▸ **Written instruction**
Below are some records: retype them all exactly, but not the pictures.

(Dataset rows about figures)

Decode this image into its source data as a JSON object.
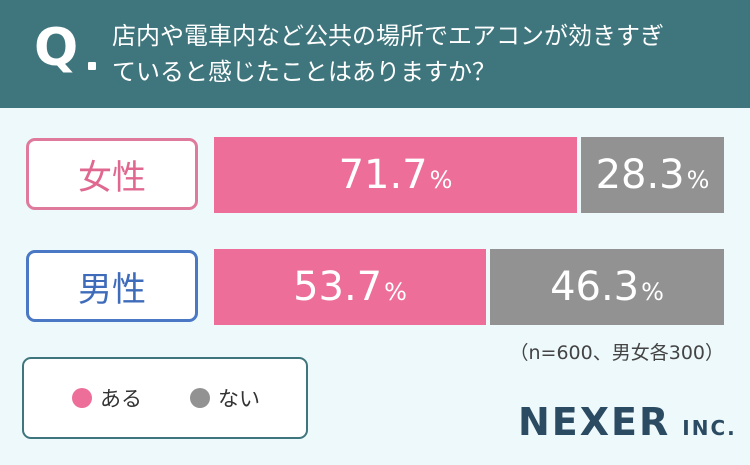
{
  "question": {
    "mark": "Q",
    "line1": "店内や電車内など公共の場所でエアコンが効きすぎ",
    "line2": "ていると感じたことはありますか？"
  },
  "chart_data": {
    "type": "bar",
    "stacked": true,
    "orientation": "horizontal",
    "categories": [
      "女性",
      "男性"
    ],
    "series": [
      {
        "name": "ある",
        "values": [
          71.7,
          53.7
        ]
      },
      {
        "name": "ない",
        "values": [
          28.3,
          46.3
        ]
      }
    ],
    "value_labels": {
      "female_yes": "71.7",
      "female_no": "28.3",
      "male_yes": "53.7",
      "male_no": "46.3"
    },
    "unit": "%",
    "xlim": [
      0,
      100
    ],
    "legend": "bottom-left",
    "colors": {
      "yes": "#ec6e99",
      "no": "#929292"
    }
  },
  "note": "（n=600、男女各300）",
  "logo": {
    "main": "NEXER",
    "sub": "INC."
  }
}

▸ **Exercise response**
Decode this image into its source data as a JSON object.
{
  "question": {
    "mark": "Q",
    "line1": "店内や電車内など公共の場所でエアコンが効きすぎ",
    "line2": "ていると感じたことはありますか？"
  },
  "chart_data": {
    "type": "bar",
    "stacked": true,
    "orientation": "horizontal",
    "categories": [
      "女性",
      "男性"
    ],
    "series": [
      {
        "name": "ある",
        "values": [
          71.7,
          53.7
        ]
      },
      {
        "name": "ない",
        "values": [
          28.3,
          46.3
        ]
      }
    ],
    "value_labels": {
      "female_yes": "71.7",
      "female_no": "28.3",
      "male_yes": "53.7",
      "male_no": "46.3"
    },
    "unit": "%",
    "xlim": [
      0,
      100
    ],
    "legend": "bottom-left",
    "colors": {
      "yes": "#ec6e99",
      "no": "#929292"
    }
  },
  "note": "（n=600、男女各300）",
  "logo": {
    "main": "NEXER",
    "sub": "INC."
  }
}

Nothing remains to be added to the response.